** START SUPPLIED INFORMATION **
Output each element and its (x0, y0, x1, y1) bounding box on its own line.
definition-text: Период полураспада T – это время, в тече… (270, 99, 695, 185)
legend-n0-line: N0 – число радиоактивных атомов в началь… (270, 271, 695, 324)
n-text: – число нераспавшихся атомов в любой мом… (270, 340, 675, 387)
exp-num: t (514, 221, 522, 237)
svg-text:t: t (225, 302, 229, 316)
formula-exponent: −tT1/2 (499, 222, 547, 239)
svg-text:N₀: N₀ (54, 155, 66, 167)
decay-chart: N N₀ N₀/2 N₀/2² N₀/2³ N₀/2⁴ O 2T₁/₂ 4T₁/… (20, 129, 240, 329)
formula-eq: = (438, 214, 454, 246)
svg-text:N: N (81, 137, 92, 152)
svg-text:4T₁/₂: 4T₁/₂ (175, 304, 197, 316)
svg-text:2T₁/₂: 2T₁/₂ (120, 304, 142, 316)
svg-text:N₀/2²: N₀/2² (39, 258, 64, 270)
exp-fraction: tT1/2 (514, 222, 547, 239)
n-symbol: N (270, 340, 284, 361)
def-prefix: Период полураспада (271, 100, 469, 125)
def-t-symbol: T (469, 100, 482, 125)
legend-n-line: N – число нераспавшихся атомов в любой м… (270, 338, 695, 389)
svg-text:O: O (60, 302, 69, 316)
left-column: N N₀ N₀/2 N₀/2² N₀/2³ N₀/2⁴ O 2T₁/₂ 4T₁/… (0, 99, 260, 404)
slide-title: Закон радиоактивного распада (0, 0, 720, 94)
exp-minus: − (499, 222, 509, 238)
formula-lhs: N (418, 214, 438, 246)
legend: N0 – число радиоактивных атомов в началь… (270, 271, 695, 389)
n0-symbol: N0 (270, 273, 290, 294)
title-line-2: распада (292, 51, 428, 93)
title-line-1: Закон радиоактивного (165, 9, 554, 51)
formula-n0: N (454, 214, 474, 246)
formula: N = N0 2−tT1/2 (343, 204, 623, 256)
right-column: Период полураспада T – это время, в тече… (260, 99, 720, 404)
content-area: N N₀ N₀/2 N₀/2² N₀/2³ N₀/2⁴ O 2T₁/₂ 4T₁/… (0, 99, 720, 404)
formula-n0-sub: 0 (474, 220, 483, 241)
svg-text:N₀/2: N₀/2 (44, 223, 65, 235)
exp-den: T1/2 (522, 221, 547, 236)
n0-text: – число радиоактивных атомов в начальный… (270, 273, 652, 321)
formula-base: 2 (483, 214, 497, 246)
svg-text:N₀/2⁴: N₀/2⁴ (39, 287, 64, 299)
** END SUPPLIED INFORMATION **
• [WHAT YOU ARE ASKED TO DO]: Write out all of the rows above again, character for character, with nothing changed, added or left out.

• [RESULT OF THE EXERCISE]:
Output each element and its (x0, y0, x1, y1) bounding box on its own line.
definition-text: Период полураспада T – это время, в тече… (270, 99, 695, 185)
legend-n0-line: N0 – число радиоактивных атомов в началь… (270, 271, 695, 324)
n-text: – число нераспавшихся атомов в любой мом… (270, 340, 675, 387)
exp-num: t (514, 221, 522, 237)
svg-text:t: t (225, 302, 229, 316)
formula-exponent: −tT1/2 (499, 222, 547, 239)
svg-text:N₀: N₀ (54, 155, 66, 167)
decay-chart: N N₀ N₀/2 N₀/2² N₀/2³ N₀/2⁴ O 2T₁/₂ 4T₁/… (20, 129, 240, 329)
formula-eq: = (438, 214, 454, 246)
svg-text:N: N (81, 137, 92, 152)
svg-text:4T₁/₂: 4T₁/₂ (175, 304, 197, 316)
svg-text:2T₁/₂: 2T₁/₂ (120, 304, 142, 316)
svg-text:N₀/2²: N₀/2² (39, 258, 64, 270)
exp-fraction: tT1/2 (514, 222, 547, 239)
n-symbol: N (270, 340, 284, 361)
def-prefix: Период полураспада (271, 100, 469, 125)
def-t-symbol: T (469, 100, 482, 125)
legend-n-line: N – число нераспавшихся атомов в любой м… (270, 338, 695, 389)
svg-text:O: O (60, 302, 69, 316)
left-column: N N₀ N₀/2 N₀/2² N₀/2³ N₀/2⁴ O 2T₁/₂ 4T₁/… (0, 99, 260, 404)
slide-title: Закон радиоактивного распада (0, 0, 720, 94)
exp-minus: − (499, 222, 509, 238)
formula-lhs: N (418, 214, 438, 246)
legend: N0 – число радиоактивных атомов в началь… (270, 271, 695, 389)
n0-symbol: N0 (270, 273, 290, 294)
title-line-2: распада (292, 51, 428, 93)
title-line-1: Закон радиоактивного (165, 9, 554, 51)
formula-n0: N (454, 214, 474, 246)
formula: N = N0 2−tT1/2 (343, 204, 623, 256)
right-column: Период полураспада T – это время, в тече… (260, 99, 720, 404)
content-area: N N₀ N₀/2 N₀/2² N₀/2³ N₀/2⁴ O 2T₁/₂ 4T₁/… (0, 99, 720, 404)
formula-n0-sub: 0 (474, 220, 483, 241)
svg-text:N₀/2: N₀/2 (44, 223, 65, 235)
exp-den: T1/2 (522, 221, 547, 236)
n0-text: – число радиоактивных атомов в начальный… (270, 273, 652, 321)
formula-base: 2 (483, 214, 497, 246)
svg-text:N₀/2⁴: N₀/2⁴ (39, 287, 64, 299)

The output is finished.